**CHALLENGE:** Reproduce the records below exactly, leaving out any pictures.

— BEGIN EXERCISE DATA —

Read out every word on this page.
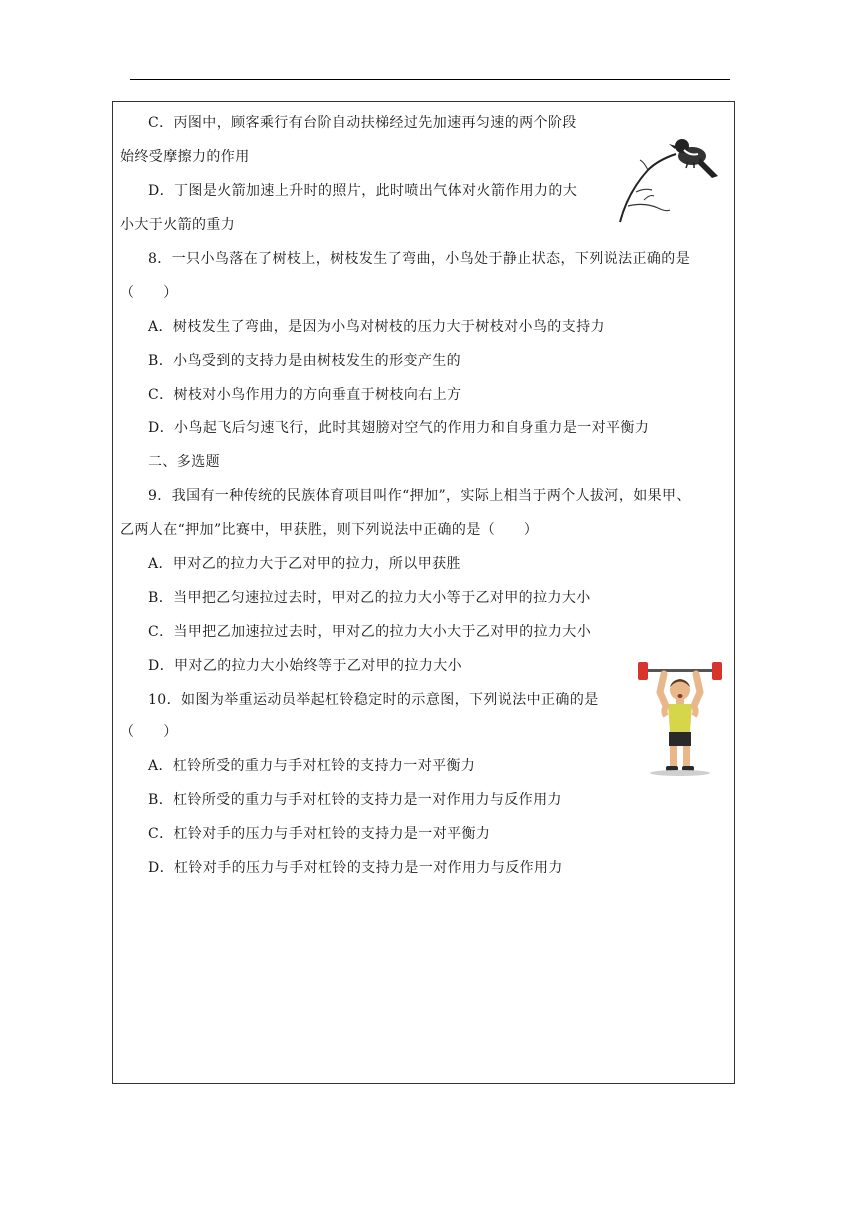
C．丙图中，顾客乘行有台阶自动扶梯经过先加速再匀速的两个阶段
始终受摩擦力的作用
D．丁图是火箭加速上升时的照片，此时喷出气体对火箭作用力的大
小大于火箭的重力
8．一只小鸟落在了树枝上，树枝发生了弯曲，小鸟处于静止状态，下列说法正确的是
（　　）
A．树枝发生了弯曲，是因为小鸟对树枝的压力大于树枝对小鸟的支持力
B．小鸟受到的支持力是由树枝发生的形变产生的
C．树枝对小鸟作用力的方向垂直于树枝向右上方
D．小鸟起飞后匀速飞行，此时其翅膀对空气的作用力和自身重力是一对平衡力
二、多选题
9．我国有一种传统的民族体育项目叫作“押加”，实际上相当于两个人拔河，如果甲、
乙两人在“押加”比赛中，甲获胜，则下列说法中正确的是（　　）
A．甲对乙的拉力大于乙对甲的拉力，所以甲获胜
B．当甲把乙匀速拉过去时，甲对乙的拉力大小等于乙对甲的拉力大小
C．当甲把乙加速拉过去时，甲对乙的拉力大小大于乙对甲的拉力大小
D．甲对乙的拉力大小始终等于乙对甲的拉力大小
10．如图为举重运动员举起杠铃稳定时的示意图，下列说法中正确的是
（　　）
A．杠铃所受的重力与手对杠铃的支持力一对平衡力
B．杠铃所受的重力与手对杠铃的支持力是一对作用力与反作用力
C．杠铃对手的压力与手对杠铃的支持力是一对平衡力
D．杠铃对手的压力与手对杠铃的支持力是一对作用力与反作用力
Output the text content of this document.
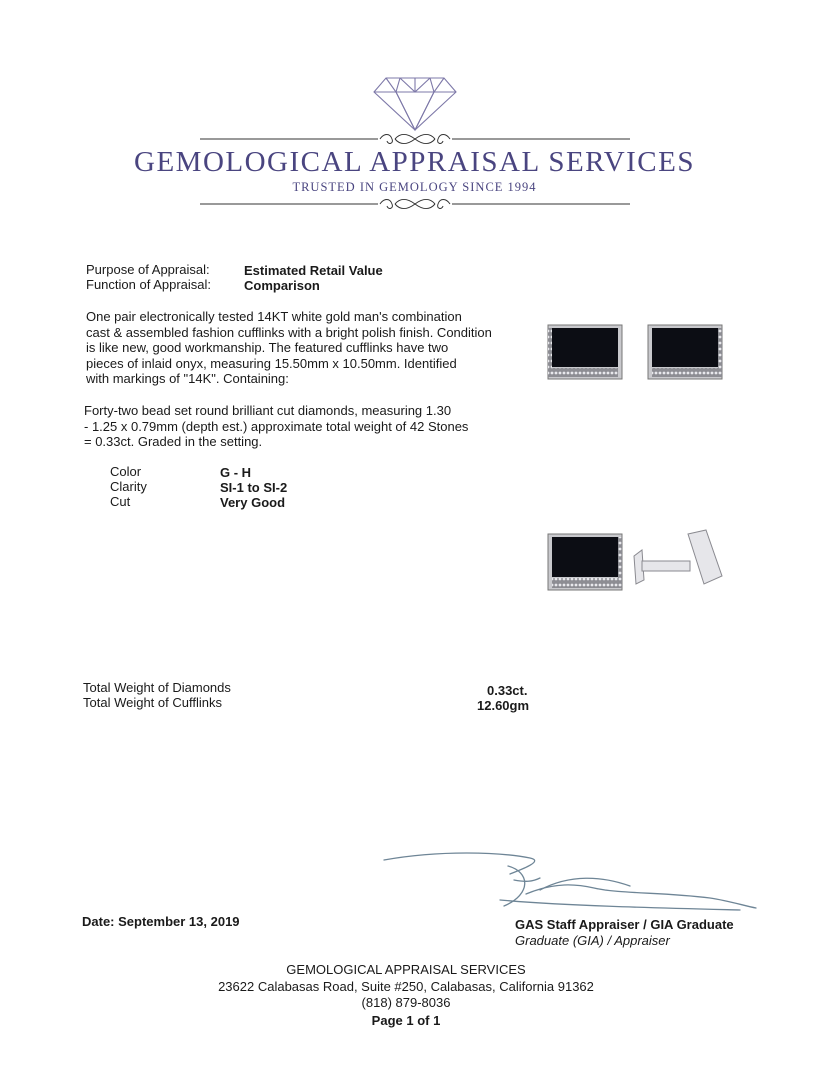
GEMOLOGICAL APPRAISAL SERVICES
TRUSTED IN GEMOLOGY SINCE 1994
Purpose of Appraisal:	Estimated Retail Value
Function of Appraisal:	Comparison
One pair electronically tested 14KT white gold man's combination
cast & assembled fashion cufflinks with a bright polish finish. Condition
is like new, good workmanship. The featured cufflinks have two
pieces of inlaid onyx, measuring 15.50mm x 10.50mm. Identified
with markings of "14K". Containing:
Forty-two bead set round brilliant cut diamonds, measuring 1.30
- 1.25 x 0.79mm (depth est.) approximate total weight of 42 Stones
= 0.33ct. Graded in the setting.
Color	G - H
Clarity	SI-1 to SI-2
Cut	Very Good
Total Weight of Diamonds	0.33ct.
Total Weight of Cufflinks	12.60gm
Date: September 13, 2019	GAS Staff Appraiser / GIA Graduate
Graduate (GIA) / Appraiser
GEMOLOGICAL APPRAISAL SERVICES
23622 Calabasas Road, Suite #250, Calabasas, California 91362
(818) 879-8036
Page 1 of 1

— END EXERCISE DATA —

**PROBLEM SOLUTION:**
Read out every word on this page.
C．丙图中，顾客乘行有台阶自动扶梯经过先加速再匀速的两个阶段
始终受摩擦力的作用
D．丁图是火箭加速上升时的照片，此时喷出气体对火箭作用力的大
小大于火箭的重力
8．一只小鸟落在了树枝上，树枝发生了弯曲，小鸟处于静止状态，下列说法正确的是
（　　）
A．树枝发生了弯曲，是因为小鸟对树枝的压力大于树枝对小鸟的支持力
B．小鸟受到的支持力是由树枝发生的形变产生的
C．树枝对小鸟作用力的方向垂直于树枝向右上方
D．小鸟起飞后匀速飞行，此时其翅膀对空气的作用力和自身重力是一对平衡力
二、多选题
9．我国有一种传统的民族体育项目叫作“押加”，实际上相当于两个人拔河，如果甲、
乙两人在“押加”比赛中，甲获胜，则下列说法中正确的是（　　）
A．甲对乙的拉力大于乙对甲的拉力，所以甲获胜
B．当甲把乙匀速拉过去时，甲对乙的拉力大小等于乙对甲的拉力大小
C．当甲把乙加速拉过去时，甲对乙的拉力大小大于乙对甲的拉力大小
D．甲对乙的拉力大小始终等于乙对甲的拉力大小
10．如图为举重运动员举起杠铃稳定时的示意图，下列说法中正确的是
（　　）
A．杠铃所受的重力与手对杠铃的支持力一对平衡力
B．杠铃所受的重力与手对杠铃的支持力是一对作用力与反作用力
C．杠铃对手的压力与手对杠铃的支持力是一对平衡力
D．杠铃对手的压力与手对杠铃的支持力是一对作用力与反作用力
Output the text content of this document.
GEMOLOGICAL APPRAISAL SERVICES
TRUSTED IN GEMOLOGY SINCE 1994
Purpose of Appraisal:	Estimated Retail Value
Function of Appraisal:	Comparison
One pair electronically tested 14KT white gold man's combination
cast & assembled fashion cufflinks with a bright polish finish. Condition
is like new, good workmanship. The featured cufflinks have two
pieces of inlaid onyx, measuring 15.50mm x 10.50mm. Identified
with markings of "14K". Containing:
Forty-two bead set round brilliant cut diamonds, measuring 1.30
- 1.25 x 0.79mm (depth est.) approximate total weight of 42 Stones
= 0.33ct. Graded in the setting.
Color	G - H
Clarity	SI-1 to SI-2
Cut	Very Good
Total Weight of Diamonds	0.33ct.
Total Weight of Cufflinks	12.60gm
Date: September 13, 2019	GAS Staff Appraiser / GIA Graduate
Graduate (GIA) / Appraiser
GEMOLOGICAL APPRAISAL SERVICES
23622 Calabasas Road, Suite #250, Calabasas, California 91362
(818) 879-8036
Page 1 of 1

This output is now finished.